# What to do:
Pick out all lines with the word "كتاب" from the records that follow.

# Data:
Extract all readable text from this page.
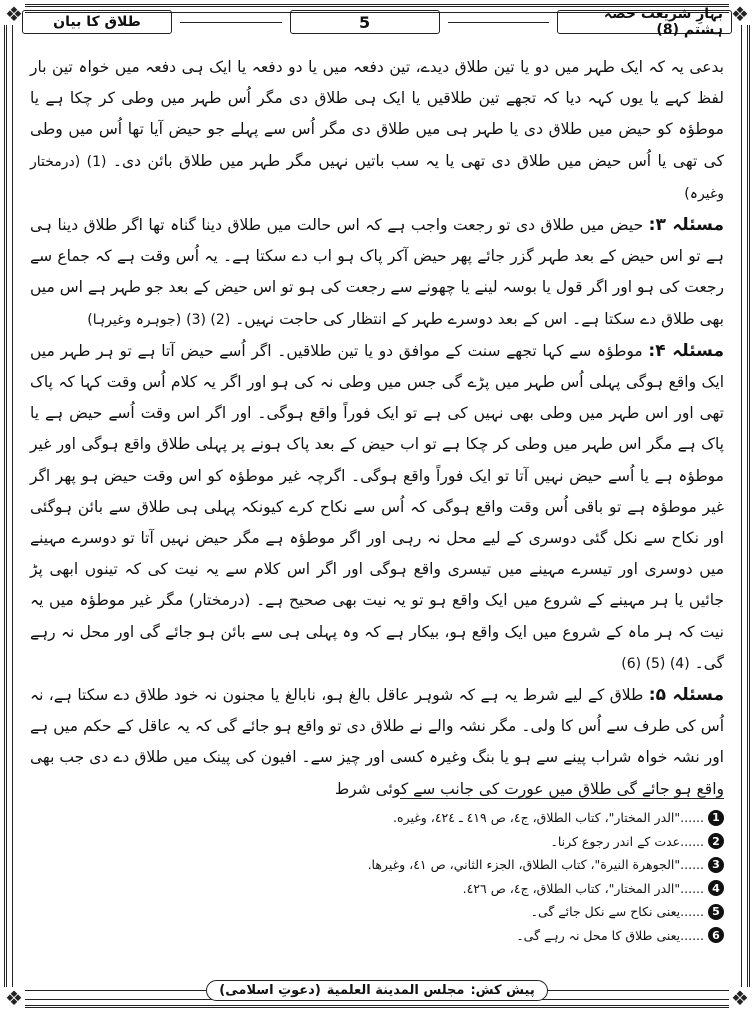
❖	❖
❖	❖
بہارِ شریعت حصہ ہشتم (8)
5
طلاق کا بیان

بدعی یہ کہ ایک طہر میں دو یا تین طلاق دیدے، تین دفعہ میں یا دو دفعہ یا ایک ہی دفعہ میں خواہ تین بار لفظ کہے یا یوں کہہ دیا کہ تجھے تین طلاقیں یا ایک ہی طلاق دی مگر اُس طہر میں وطی کر چکا ہے یا موطؤہ کو حیض میں طلاق دی یا طہر ہی میں طلاق دی مگر اُس سے پہلے جو حیض آیا تھا اُس میں وطی کی تھی یا اُس حیض میں طلاق دی تھی یا یہ سب باتیں نہیں مگر طہر میں طلاق بائن دی۔ (1) (درمختار وغیرہ)

مسئلہ ۳: حیض میں طلاق دی تو رجعت واجب ہے کہ اس حالت میں طلاق دینا گناہ تھا اگر طلاق دینا ہی ہے تو اس حیض کے بعد طہر گزر جائے پھر حیض آکر پاک ہو اب دے سکتا ہے۔ یہ اُس وقت ہے کہ جماع سے رجعت کی ہو اور اگر قول یا بوسہ لینے یا چھونے سے رجعت کی ہو تو اس حیض کے بعد جو طہر ہے اس میں بھی طلاق دے سکتا ہے۔ اس کے بعد دوسرے طہر کے انتظار کی حاجت نہیں۔ (2) (3) (جوہرہ وغیرہا)

مسئلہ ۴: موطؤہ سے کہا تجھے سنت کے موافق دو یا تین طلاقیں۔ اگر اُسے حیض آتا ہے تو ہر طہر میں ایک واقع ہوگی پہلی اُس طہر میں پڑے گی جس میں وطی نہ کی ہو اور اگر یہ کلام اُس وقت کہا کہ پاک تھی اور اس طہر میں وطی بھی نہیں کی ہے تو ایک فوراً واقع ہوگی۔ اور اگر اس وقت اُسے حیض ہے یا پاک ہے مگر اس طہر میں وطی کر چکا ہے تو اب حیض کے بعد پاک ہونے پر پہلی طلاق واقع ہوگی اور غیر موطؤہ ہے یا اُسے حیض نہیں آتا تو ایک فوراً واقع ہوگی۔ اگرچہ غیر موطؤہ کو اس وقت حیض ہو پھر اگر غیر موطؤہ ہے تو باقی اُس وقت واقع ہوگی کہ اُس سے نکاح کرے کیونکہ پہلی ہی طلاق سے بائن ہوگئی اور نکاح سے نکل گئی دوسری کے لیے محل نہ رہی اور اگر موطؤہ ہے مگر حیض نہیں آتا تو دوسرے مہینے میں دوسری اور تیسرے مہینے میں تیسری واقع ہوگی اور اگر اس کلام سے یہ نیت کی کہ تینوں ابھی پڑ جائیں یا ہر مہینے کے شروع میں ایک واقع ہو تو یہ نیت بھی صحیح ہے۔ (درمختار) مگر غیر موطؤہ میں یہ نیت کہ ہر ماہ کے شروع میں ایک واقع ہو، بیکار ہے کہ وہ پہلی ہی سے بائن ہو جائے گی اور محل نہ رہے گی۔ (4) (5) (6)

مسئلہ ۵: طلاق کے لیے شرط یہ ہے کہ شوہر عاقل بالغ ہو، نابالغ یا مجنون نہ خود طلاق دے سکتا ہے، نہ اُس کی طرف سے اُس کا ولی۔ مگر نشہ والے نے طلاق دی تو واقع ہو جائے گی کہ یہ عاقل کے حکم میں ہے اور نشہ خواہ شراب پینے سے ہو یا بنگ وغیرہ کسی اور چیز سے۔ افیون کی پینک میں طلاق دے دی جب بھی واقع ہو جائے گی طلاق میں عورت کی جانب سے کوئی شرط

1
......"الدر المختار"، كتاب الطلاق، ج٤، ص ٤١٩ ـ ٤٢٤، وغيره.
2
......عدت کے اندر رجوع کرنا۔
3
......"الجوهرة النيرة"، كتاب الطلاق، الجزء الثاني، ص ٤١، وغيرها.
4
......"الدر المختار"، كتاب الطلاق، ج٤، ص ٤٢٦.
5
......یعنی نکاح سے نکل جائے گی۔
6
......یعنی طلاق کا محل نہ رہے گی۔
پیش کش:
مجلس المدينة العلمية
(دعوتِ اسلامی)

# In response:
......"الدر المختار"، كتاب الطلاق، ج٤، ص ٤١٩ ـ ٤٢٤، وغيره.
......"الجوهرة النيرة"، كتاب الطلاق، الجزء الثاني، ص ٤١، وغيرها.
......"الدر المختار"، كتاب الطلاق، ج٤، ص ٤٢٦.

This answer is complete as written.